TASK BRIEF:
Identify the lines in the data below that contain "فضائل" and give only how many there are.

[Stored records]
* start *

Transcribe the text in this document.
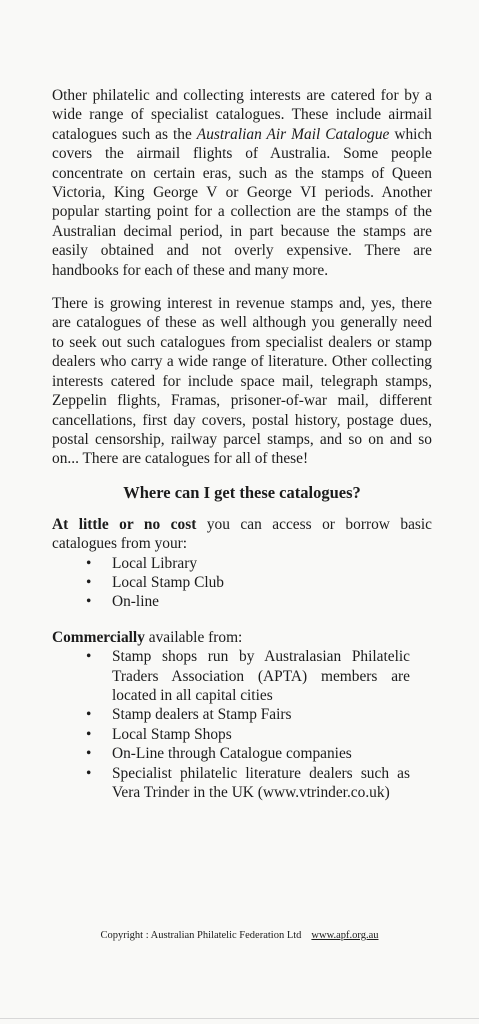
Other philatelic and collecting interests are catered for by a wide range of specialist catalogues. These include airmail catalogues such as the Australian Air Mail Catalogue which covers the airmail flights of Australia. Some people concentrate on certain eras, such as the stamps of Queen Victoria, King George V or George VI periods. Another popular starting point for a collection are the stamps of the Australian decimal period, in part because the stamps are easily obtained and not overly expensive. There are handbooks for each of these and many more.

There is growing interest in revenue stamps and, yes, there are catalogues of these as well although you generally need to seek out such catalogues from specialist dealers or stamp dealers who carry a wide range of literature. Other collecting interests catered for include space mail, telegraph stamps, Zeppelin flights, Framas, prisoner-of-war mail, different cancellations, first day covers, postal history, postage dues, postal censorship, railway parcel stamps, and so on and so on... There are catalogues for all of these!

Where can I get these catalogues?

At little or no cost you can access or borrow basic catalogues from your:

• Local Library
• Local Stamp Club
• On-line

Commercially available from:

• Stamp shops run by Australasian Philatelic Traders Association (APTA) members are located in all capital cities
• Stamp dealers at Stamp Fairs
• Local Stamp Shops
• On-Line through Catalogue companies
• Specialist philatelic literature dealers such as Vera Trinder in the UK (www.vtrinder.co.uk)
Copyright : Australian Philatelic Federation Ltd www.apf.org.au
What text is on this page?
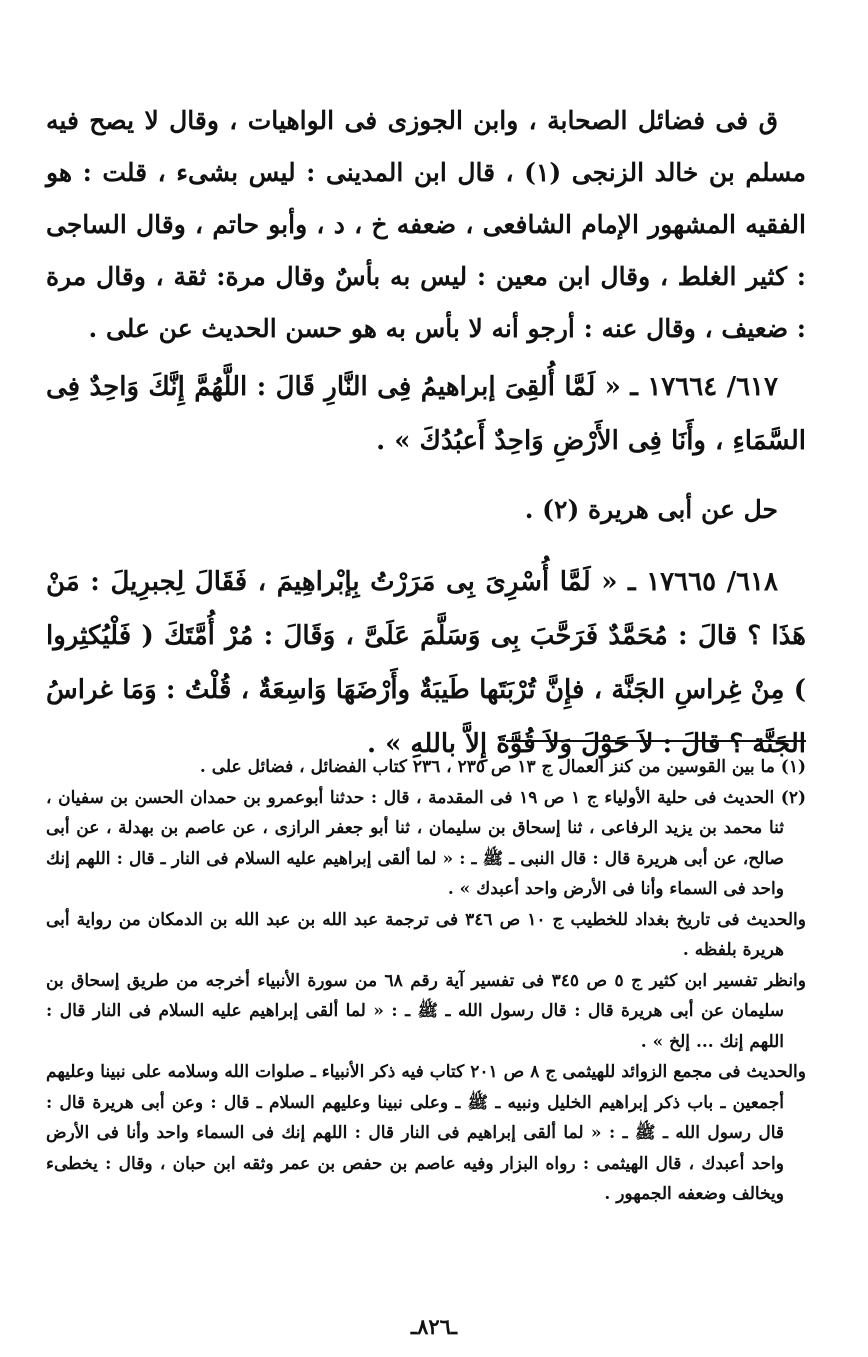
ق فى فضائل الصحابة ، وابن الجوزى فى الواهيات ، وقال لا يصح فيه مسلم بن خالد الزنجى (١) ، قال ابن المدينى : ليس بشىء ، قلت : هو الفقيه المشهور الإمام الشافعى ، ضعفه خ ، د ، وأبو حاتم ، وقال الساجى : كثير الغلط ، وقال ابن معين : ليس به بأسٌ وقال مرة: ثقة ، وقال مرة : ضعيف ، وقال عنه : أرجو أنه لا بأس به هو حسن الحديث عن على .

٦١٧/ ١٧٦٦٤ ـ « لَمَّا أُلقِىَ إبراهيمُ فِى النَّارِ قَالَ : اللَّهُمَّ إِنَّكَ وَاحِدٌ فِى السَّمَاءِ ، وأَنَا فِى الأَرْضِ وَاحِدٌ أَعبُدُكَ » .

حل عن أبى هريرة (٢) .

٦١٨/ ١٧٦٦٥ ـ « لَمَّا أُسْرِىَ بِى مَرَرْتُ بِإبْراهِيمَ ، فَقَالَ لِجبرِيلَ : مَنْ هَذَا ؟ قالَ : مُحَمَّدٌ فَرَحَّبَ بِى وَسَلَّمَ عَلَىَّ ، وَقَالَ : مُرْ أُمَّتَكَ ( فَلْيُكثِروا ) مِنْ غِراسِ الجَنَّة ، فإِنَّ تُرْبَتَها طَيبَةٌ وأَرْضَهَا وَاسِعَةٌ ، قُلْتُ : وَمَا غراسُ الجَنَّة ؟ قالَ : لاَ حَوْلَ وَلاَ قُوَّةَ إِلاَّ باللهِ » .

(١) ما بين القوسين من كنز العمال ج ١٣ ص ٢٣٥ ، ٢٣٦ كتاب الفضائل ، فضائل على .

(٢) الحديث فى حلية الأولياء ج ١ ص ١٩ فى المقدمة ، قال : حدثنا أبوعمرو بن حمدان الحسن بن سفيان ، ثنا محمد بن يزيد الرفاعى ، ثنا إسحاق بن سليمان ، ثنا أبو جعفر الرازى ، عن عاصم بن بهدلة ، عن أبى صالح، عن أبى هريرة قال : قال النبى ـ ﷺ ـ : « لما ألقى إبراهيم عليه السلام فى النار ـ قال : اللهم إنك واحد فى السماء وأنا فى الأرض واحد أعبدك » .

والحديث فى تاريخ بغداد للخطيب ج ١٠ ص ٣٤٦ فى ترجمة عبد الله بن عبد الله بن الدمكان من رواية أبى هريرة بلفظه .

وانظر تفسير ابن كثير ج ٥ ص ٣٤٥ فى تفسير آية رقم ٦٨ من سورة الأنبياء أخرجه من طريق إسحاق بن سليمان عن أبى هريرة قال : قال رسول الله ـ ﷺ ـ : « لما ألقى إبراهيم عليه السلام فى النار قال : اللهم إنك ... إلخ » .

والحديث فى مجمع الزوائد للهيثمى ج ٨ ص ٢٠١ كتاب فيه ذكر الأنبياء ـ صلوات الله وسلامه على نبينا وعليهم أجمعين ـ باب ذكر إبراهيم الخليل ونبيه ـ ﷺ ـ وعلى نبينا وعليهم السلام ـ قال : وعن أبى هريرة قال : قال رسول الله ـ ﷺ ـ : « لما ألقى إبراهيم فى النار قال : اللهم إنك فى السماء واحد وأنا فى الأرض واحد أعبدك ، قال الهيثمى : رواه البزار وفيه عاصم بن حفص بن عمر وثقه ابن حبان ، وقال : يخطىء ويخالف وضعفه الجمهور .

ـ٨٢٦ـ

* end *

SOLUTION FOR THIS TASK:
2